▶ [Work to do]: Some lines of these records may hold the word "Competition"; state how many, using only the number.
[Provided records start]
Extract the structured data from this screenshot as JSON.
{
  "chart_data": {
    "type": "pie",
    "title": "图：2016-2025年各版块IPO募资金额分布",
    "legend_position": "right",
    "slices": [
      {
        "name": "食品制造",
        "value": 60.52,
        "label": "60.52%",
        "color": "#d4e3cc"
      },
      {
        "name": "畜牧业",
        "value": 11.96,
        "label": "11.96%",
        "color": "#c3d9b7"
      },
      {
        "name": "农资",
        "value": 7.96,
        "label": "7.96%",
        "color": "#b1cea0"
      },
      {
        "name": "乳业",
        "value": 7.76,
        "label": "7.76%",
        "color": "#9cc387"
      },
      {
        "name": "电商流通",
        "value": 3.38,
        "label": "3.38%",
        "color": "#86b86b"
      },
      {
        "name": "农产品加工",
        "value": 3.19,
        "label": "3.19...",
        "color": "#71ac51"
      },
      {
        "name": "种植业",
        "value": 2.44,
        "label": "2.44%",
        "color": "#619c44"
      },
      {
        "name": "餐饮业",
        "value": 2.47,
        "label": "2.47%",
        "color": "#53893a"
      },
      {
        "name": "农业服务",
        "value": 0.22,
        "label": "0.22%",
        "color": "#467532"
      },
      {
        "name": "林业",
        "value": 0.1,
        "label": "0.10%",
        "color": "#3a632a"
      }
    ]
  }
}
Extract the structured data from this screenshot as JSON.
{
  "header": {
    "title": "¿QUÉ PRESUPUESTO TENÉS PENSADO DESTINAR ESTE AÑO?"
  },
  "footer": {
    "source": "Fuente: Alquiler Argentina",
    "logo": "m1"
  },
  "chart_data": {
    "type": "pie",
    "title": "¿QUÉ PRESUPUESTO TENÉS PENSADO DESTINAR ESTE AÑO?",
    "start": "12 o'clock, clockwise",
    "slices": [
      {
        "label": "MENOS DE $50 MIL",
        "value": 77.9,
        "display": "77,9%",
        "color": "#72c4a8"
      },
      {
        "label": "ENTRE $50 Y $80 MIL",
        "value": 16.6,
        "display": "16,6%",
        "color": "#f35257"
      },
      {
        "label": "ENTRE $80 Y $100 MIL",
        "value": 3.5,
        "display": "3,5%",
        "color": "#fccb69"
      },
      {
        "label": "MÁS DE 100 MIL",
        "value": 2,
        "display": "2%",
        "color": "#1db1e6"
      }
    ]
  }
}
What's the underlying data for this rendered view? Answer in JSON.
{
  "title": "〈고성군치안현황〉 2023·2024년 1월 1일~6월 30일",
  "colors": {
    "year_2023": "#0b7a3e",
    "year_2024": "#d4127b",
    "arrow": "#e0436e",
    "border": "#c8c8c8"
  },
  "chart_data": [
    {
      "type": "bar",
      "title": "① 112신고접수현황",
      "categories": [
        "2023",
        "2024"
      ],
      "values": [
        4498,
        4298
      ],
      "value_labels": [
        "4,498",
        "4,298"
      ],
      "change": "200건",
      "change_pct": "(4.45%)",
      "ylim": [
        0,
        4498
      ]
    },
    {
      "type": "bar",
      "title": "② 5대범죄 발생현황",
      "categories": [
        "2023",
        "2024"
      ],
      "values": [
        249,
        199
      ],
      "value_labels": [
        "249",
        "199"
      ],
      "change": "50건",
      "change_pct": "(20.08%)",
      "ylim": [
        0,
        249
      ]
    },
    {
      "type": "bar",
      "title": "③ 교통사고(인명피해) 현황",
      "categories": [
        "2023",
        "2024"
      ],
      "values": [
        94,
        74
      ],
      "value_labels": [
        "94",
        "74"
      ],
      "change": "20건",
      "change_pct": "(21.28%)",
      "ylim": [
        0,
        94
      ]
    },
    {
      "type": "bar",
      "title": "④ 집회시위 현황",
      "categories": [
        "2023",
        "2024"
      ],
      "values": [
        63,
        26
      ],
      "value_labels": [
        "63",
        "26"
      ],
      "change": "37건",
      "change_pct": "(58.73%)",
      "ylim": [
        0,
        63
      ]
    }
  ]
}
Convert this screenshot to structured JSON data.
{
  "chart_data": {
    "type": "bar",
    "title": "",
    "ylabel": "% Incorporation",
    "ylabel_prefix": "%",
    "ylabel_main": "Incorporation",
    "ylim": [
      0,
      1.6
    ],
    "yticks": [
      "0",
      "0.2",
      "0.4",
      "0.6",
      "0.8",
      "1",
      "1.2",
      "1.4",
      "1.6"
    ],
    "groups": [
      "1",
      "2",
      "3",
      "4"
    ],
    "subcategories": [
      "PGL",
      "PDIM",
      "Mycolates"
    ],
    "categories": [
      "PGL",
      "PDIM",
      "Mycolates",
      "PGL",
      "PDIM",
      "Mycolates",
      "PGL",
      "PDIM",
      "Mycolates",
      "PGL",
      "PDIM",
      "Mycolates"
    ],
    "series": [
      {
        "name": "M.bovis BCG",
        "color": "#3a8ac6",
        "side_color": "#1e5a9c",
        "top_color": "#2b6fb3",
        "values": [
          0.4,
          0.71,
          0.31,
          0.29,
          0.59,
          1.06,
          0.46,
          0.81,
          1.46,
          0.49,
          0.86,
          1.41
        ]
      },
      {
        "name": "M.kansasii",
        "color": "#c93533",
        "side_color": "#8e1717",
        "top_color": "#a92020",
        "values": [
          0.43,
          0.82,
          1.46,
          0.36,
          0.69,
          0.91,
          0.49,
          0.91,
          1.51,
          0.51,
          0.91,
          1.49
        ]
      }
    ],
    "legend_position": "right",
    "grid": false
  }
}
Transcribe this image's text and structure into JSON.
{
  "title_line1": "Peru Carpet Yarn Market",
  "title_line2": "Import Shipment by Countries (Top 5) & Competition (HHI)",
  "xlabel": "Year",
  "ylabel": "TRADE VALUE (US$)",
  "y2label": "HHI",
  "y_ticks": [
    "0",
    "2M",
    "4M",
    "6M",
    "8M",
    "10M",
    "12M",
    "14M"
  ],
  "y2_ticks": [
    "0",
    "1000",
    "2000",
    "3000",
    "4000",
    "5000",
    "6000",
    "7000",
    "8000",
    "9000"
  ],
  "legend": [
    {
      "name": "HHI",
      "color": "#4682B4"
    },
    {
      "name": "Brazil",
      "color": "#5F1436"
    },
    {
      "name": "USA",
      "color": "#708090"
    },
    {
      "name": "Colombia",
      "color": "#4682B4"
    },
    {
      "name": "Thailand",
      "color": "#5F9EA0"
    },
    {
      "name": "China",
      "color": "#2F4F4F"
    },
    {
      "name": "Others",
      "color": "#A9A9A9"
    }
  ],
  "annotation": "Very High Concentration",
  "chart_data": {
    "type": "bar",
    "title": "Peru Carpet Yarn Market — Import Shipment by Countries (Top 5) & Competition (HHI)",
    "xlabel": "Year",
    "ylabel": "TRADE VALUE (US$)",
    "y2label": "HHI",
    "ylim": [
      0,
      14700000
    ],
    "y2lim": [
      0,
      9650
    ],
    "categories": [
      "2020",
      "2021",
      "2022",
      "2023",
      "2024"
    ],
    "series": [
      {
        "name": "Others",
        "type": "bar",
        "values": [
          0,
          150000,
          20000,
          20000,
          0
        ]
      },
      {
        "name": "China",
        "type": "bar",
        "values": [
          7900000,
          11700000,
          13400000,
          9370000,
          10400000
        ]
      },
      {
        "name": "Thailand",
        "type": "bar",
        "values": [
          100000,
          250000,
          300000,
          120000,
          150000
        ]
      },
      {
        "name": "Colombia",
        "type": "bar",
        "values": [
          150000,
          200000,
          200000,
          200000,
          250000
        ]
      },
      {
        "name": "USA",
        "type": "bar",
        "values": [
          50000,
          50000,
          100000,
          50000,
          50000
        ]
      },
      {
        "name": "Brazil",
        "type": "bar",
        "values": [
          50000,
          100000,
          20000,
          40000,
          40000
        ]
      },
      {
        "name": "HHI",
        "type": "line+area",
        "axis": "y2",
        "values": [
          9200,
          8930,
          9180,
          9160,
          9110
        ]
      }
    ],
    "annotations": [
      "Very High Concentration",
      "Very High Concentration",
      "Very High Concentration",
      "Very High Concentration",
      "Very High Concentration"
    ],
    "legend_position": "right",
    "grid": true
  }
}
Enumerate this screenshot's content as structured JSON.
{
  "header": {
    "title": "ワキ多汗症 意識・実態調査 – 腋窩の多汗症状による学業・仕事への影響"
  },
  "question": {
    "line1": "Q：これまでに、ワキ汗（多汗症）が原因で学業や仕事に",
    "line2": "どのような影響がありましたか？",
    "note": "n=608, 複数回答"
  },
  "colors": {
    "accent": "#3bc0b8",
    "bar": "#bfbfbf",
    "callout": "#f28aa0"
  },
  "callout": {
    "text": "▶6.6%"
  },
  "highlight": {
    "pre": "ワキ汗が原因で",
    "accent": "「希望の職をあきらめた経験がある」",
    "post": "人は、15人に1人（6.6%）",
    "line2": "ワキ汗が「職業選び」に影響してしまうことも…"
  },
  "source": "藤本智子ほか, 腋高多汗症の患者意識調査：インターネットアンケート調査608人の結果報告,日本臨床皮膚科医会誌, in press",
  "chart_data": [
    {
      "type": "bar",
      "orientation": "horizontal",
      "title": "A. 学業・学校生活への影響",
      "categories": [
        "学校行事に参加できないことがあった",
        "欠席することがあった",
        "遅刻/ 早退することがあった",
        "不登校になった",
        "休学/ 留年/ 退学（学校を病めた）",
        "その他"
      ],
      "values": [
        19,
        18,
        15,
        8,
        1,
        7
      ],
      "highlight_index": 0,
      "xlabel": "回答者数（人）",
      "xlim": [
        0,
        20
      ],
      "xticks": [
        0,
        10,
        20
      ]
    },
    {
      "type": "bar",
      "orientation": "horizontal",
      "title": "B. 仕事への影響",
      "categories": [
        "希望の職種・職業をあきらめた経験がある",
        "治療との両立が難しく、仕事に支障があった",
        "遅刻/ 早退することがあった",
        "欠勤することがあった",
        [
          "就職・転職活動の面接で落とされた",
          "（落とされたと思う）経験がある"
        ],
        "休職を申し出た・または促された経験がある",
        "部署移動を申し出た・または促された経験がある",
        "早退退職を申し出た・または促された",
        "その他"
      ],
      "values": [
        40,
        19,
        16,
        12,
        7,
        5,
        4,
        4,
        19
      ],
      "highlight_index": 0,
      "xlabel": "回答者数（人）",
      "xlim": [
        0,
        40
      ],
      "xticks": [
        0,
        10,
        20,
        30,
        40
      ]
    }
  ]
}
[Provided records end]
▶ [Solution to the exercise]: 2